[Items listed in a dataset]
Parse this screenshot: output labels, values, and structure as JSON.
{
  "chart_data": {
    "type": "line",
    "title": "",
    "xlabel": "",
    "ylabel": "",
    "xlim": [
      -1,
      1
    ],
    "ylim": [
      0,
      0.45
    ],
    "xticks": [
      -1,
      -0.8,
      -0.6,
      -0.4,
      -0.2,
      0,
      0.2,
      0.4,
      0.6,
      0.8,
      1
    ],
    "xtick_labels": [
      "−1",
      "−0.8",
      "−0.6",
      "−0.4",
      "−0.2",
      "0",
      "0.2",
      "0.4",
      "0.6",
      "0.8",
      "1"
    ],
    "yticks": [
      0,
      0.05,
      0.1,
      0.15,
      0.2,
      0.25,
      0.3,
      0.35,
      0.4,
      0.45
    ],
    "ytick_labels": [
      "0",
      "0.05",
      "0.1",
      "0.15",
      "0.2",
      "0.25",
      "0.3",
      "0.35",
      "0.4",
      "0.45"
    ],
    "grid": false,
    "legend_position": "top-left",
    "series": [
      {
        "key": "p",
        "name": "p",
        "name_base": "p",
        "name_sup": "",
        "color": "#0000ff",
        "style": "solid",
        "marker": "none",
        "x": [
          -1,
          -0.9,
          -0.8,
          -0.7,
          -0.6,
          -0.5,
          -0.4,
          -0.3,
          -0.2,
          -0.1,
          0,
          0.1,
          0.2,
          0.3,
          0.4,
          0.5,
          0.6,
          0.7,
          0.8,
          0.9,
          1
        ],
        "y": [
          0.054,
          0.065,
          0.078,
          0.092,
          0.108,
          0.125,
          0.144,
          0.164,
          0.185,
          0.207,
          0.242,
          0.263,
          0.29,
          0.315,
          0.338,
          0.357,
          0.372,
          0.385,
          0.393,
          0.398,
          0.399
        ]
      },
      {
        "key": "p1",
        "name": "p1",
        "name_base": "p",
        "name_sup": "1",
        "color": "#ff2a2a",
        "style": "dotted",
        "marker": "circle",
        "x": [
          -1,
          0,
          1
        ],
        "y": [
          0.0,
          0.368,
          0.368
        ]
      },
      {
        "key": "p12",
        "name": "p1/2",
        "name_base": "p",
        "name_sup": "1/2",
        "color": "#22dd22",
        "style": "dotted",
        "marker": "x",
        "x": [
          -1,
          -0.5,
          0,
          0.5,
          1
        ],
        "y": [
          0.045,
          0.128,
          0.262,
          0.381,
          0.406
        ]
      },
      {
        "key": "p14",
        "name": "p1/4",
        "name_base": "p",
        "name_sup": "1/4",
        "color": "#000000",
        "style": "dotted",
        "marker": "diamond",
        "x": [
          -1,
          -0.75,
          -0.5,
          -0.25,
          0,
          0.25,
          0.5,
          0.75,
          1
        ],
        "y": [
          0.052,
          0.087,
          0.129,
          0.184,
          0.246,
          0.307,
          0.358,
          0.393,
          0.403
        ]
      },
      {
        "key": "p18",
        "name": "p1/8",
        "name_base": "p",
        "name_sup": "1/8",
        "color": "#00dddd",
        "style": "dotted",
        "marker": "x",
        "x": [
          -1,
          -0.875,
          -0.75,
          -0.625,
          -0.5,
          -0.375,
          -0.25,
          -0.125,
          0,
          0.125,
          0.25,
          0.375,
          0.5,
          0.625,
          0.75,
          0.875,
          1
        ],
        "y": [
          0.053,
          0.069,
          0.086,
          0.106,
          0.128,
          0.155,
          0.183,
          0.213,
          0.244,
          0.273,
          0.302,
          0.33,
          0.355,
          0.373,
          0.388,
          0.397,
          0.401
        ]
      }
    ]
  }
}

→ What you need to do:
Show every line above in which the word "color" occurs.

→ Result of the exercise:
        "color": "#0000ff",
        "color": "#ff2a2a",
        "color": "#22dd22",
        "color": "#000000",
        "color": "#00dddd",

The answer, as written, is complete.